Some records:
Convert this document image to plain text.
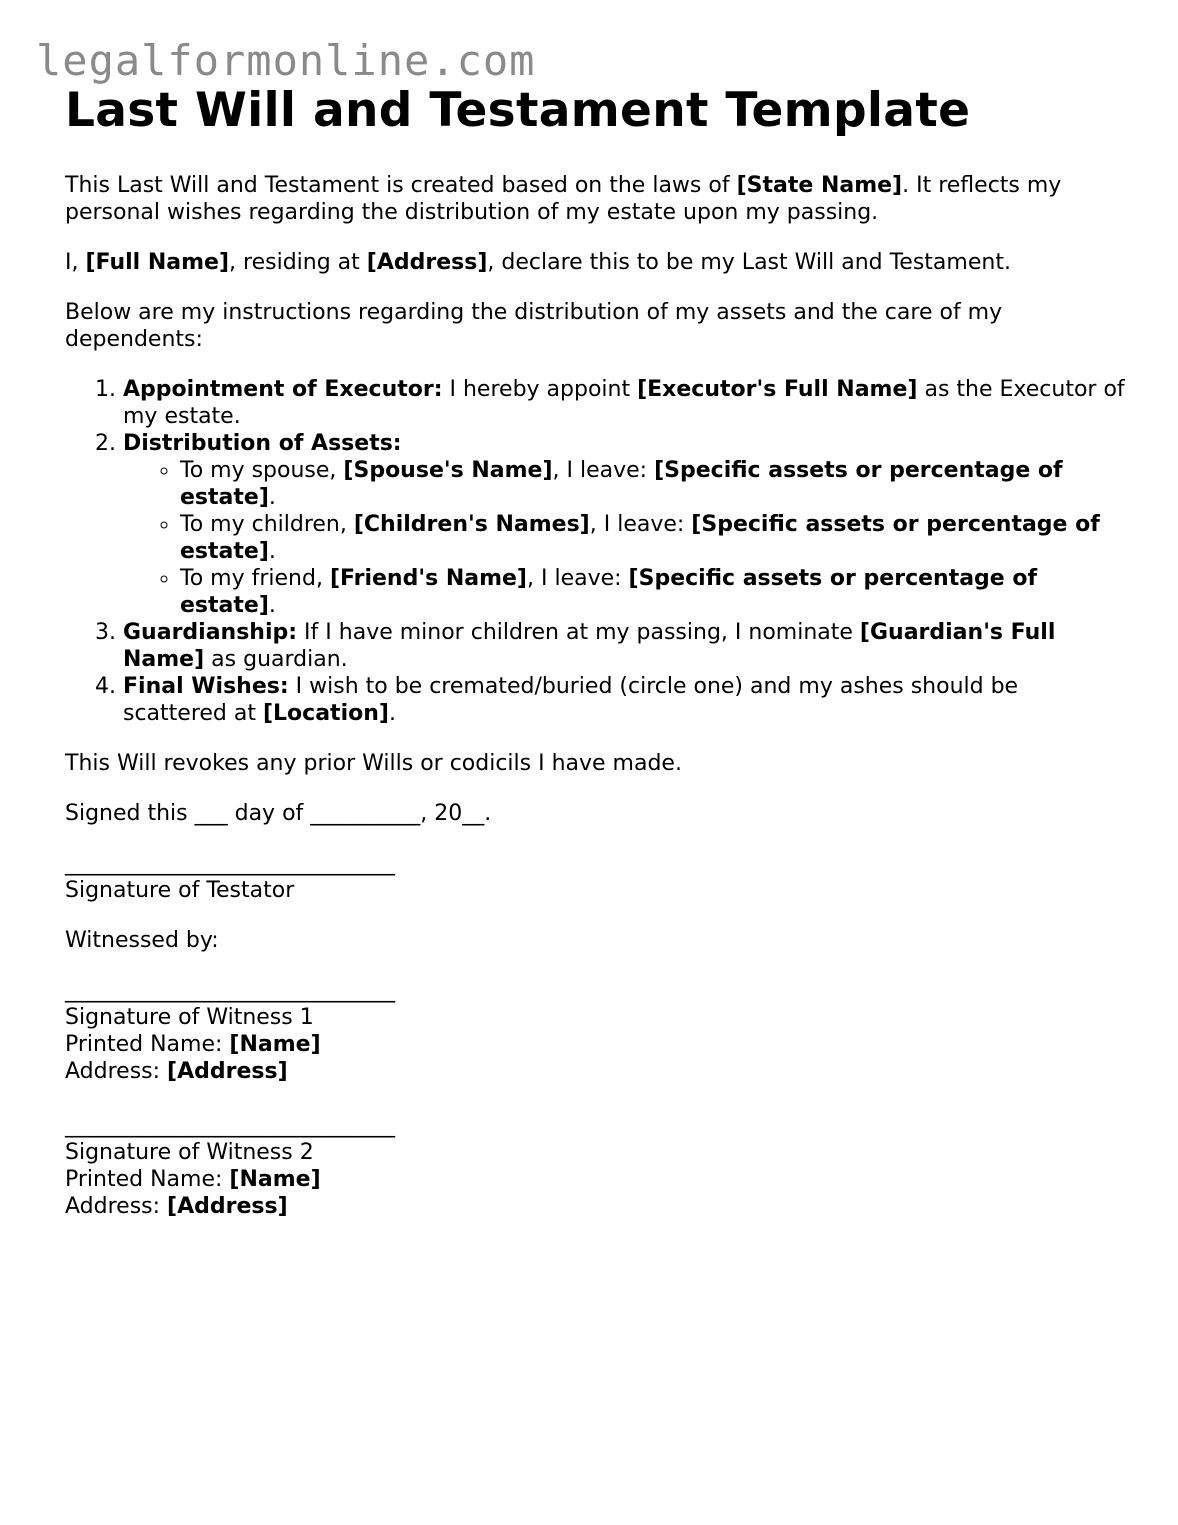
legalformonline.com
Last Will and Testament Template

This Last Will and Testament is created based on the laws of [State Name]. It reflects my personal wishes regarding the distribution of my estate upon my passing.

I, [Full Name], residing at [Address], declare this to be my Last Will and Testament.

Below are my instructions regarding the distribution of my assets and the care of my dependents:

1. Appointment of Executor: I hereby appoint [Executor's Full Name] as the Executor of my estate.
2. Distribution of Assets:
◦ To my spouse, [Spouse's Name], I leave: [Specific assets or percentage of estate].
◦ To my children, [Children's Names], I leave: [Specific assets or percentage of estate].
◦ To my friend, [Friend's Name], I leave: [Specific assets or percentage of estate].
3. Guardianship: If I have minor children at my passing, I nominate [Guardian's Full Name] as guardian.
4. Final Wishes: I wish to be cremated/buried (circle one) and my ashes should be scattered at [Location].

This Will revokes any prior Wills or codicils I have made.

Signed this ___ day of __________, 20__.

______________________________
Signature of Testator

Witnessed by:

______________________________
Signature of Witness 1
Printed Name: [Name]
Address: [Address]
______________________________
Signature of Witness 2
Printed Name: [Name]
Address: [Address]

**WRITTEN EXERCISE**
In how many lines does the word "leave" appear? Respond with the number alone.

**EXERCISE RESULT**
3